The task:
Reproduce the listing word for word, leaving every picture behind.

Entries supplied:
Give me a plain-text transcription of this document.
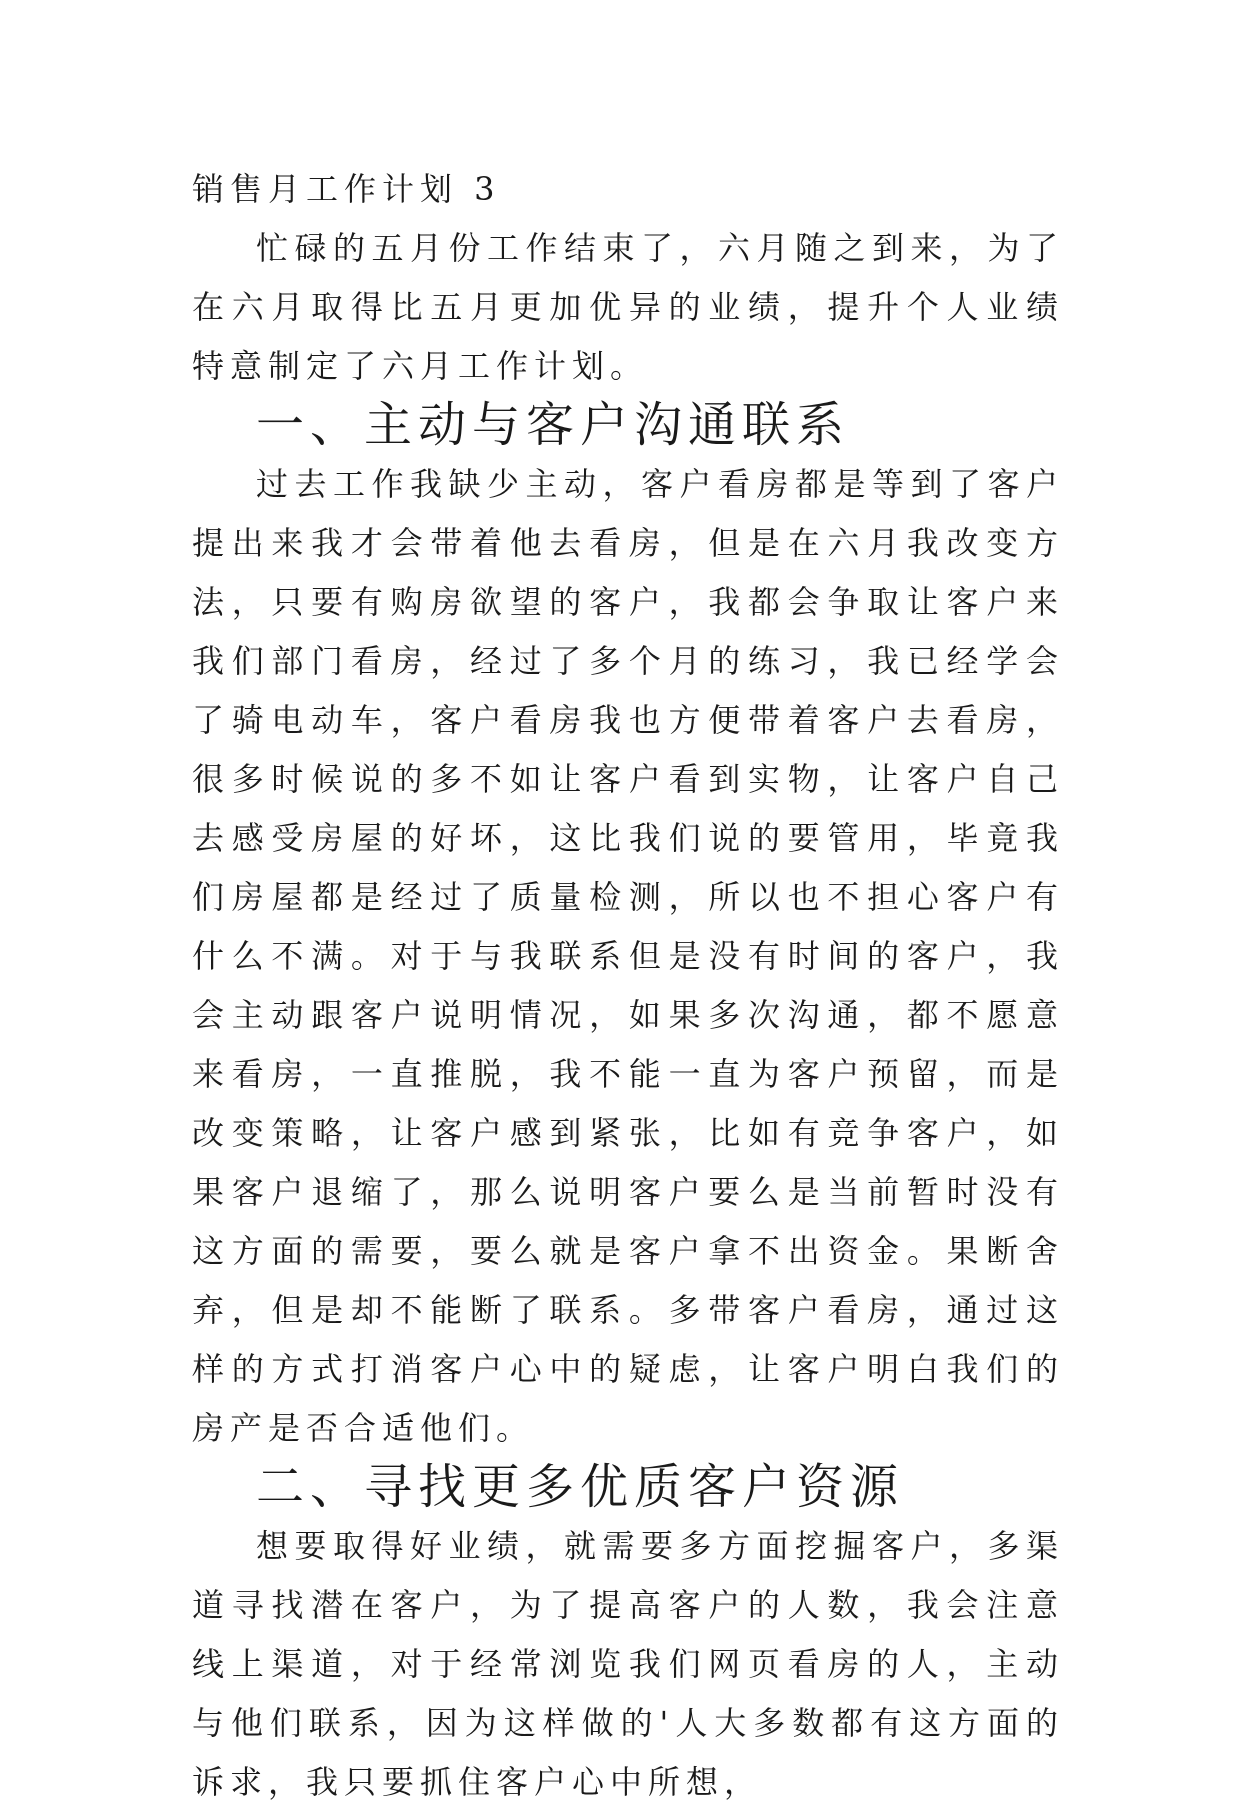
销售月工作计划 3

忙碌的五月份工作结束了，六月随之到来，为了在六月取得比五月更加优异的业绩，提升个人业绩特意制定了六月工作计划。

一、主动与客户沟通联系

过去工作我缺少主动，客户看房都是等到了客户提出来我才会带着他去看房，但是在六月我改变方法，只要有购房欲望的客户，我都会争取让客户来我们部门看房，经过了多个月的练习，我已经学会了骑电动车，客户看房我也方便带着客户去看房，很多时候说的多不如让客户看到实物，让客户自己去感受房屋的好坏，这比我们说的要管用，毕竟我们房屋都是经过了质量检测，所以也不担心客户有什么不满。对于与我联系但是没有时间的客户，我会主动跟客户说明情况，如果多次沟通，都不愿意来看房，一直推脱，我不能一直为客户预留，而是改变策略，让客户感到紧张，比如有竞争客户，如果客户退缩了，那么说明客户要么是当前暂时没有这方面的需要，要么就是客户拿不出资金。果断舍弃，但是却不能断了联系。多带客户看房，通过这样的方式打消客户心中的疑虑，让客户明白我们的房产是否合适他们。

二、寻找更多优质客户资源

想要取得好业绩，就需要多方面挖掘客户，多渠道寻找潜在客户，为了提高客户的人数，我会注意线上渠道，对于经常浏览我们网页看房的人，主动与他们联系，因为这样做的'人大多数都有这方面的诉求，我只要抓住客户心中所想，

Completed exercise:
Give me a plain-text transcription of this document.
销售月工作计划 3

忙碌的五月份工作结束了，六月随之到来，为了在六月取得比五月更加优异的业绩，提升个人业绩特意制定了六月工作计划。

一、主动与客户沟通联系

过去工作我缺少主动，客户看房都是等到了客户提出来我才会带着他去看房，但是在六月我改变方法，只要有购房欲望的客户，我都会争取让客户来我们部门看房，经过了多个月的练习，我已经学会了骑电动车，客户看房我也方便带着客户去看房，很多时候说的多不如让客户看到实物，让客户自己去感受房屋的好坏，这比我们说的要管用，毕竟我们房屋都是经过了质量检测，所以也不担心客户有什么不满。对于与我联系但是没有时间的客户，我会主动跟客户说明情况，如果多次沟通，都不愿意来看房，一直推脱，我不能一直为客户预留，而是改变策略，让客户感到紧张，比如有竞争客户，如果客户退缩了，那么说明客户要么是当前暂时没有这方面的需要，要么就是客户拿不出资金。果断舍弃，但是却不能断了联系。多带客户看房，通过这样的方式打消客户心中的疑虑，让客户明白我们的房产是否合适他们。

二、寻找更多优质客户资源

想要取得好业绩，就需要多方面挖掘客户，多渠道寻找潜在客户，为了提高客户的人数，我会注意线上渠道，对于经常浏览我们网页看房的人，主动与他们联系，因为这样做的'人大多数都有这方面的诉求，我只要抓住客户心中所想，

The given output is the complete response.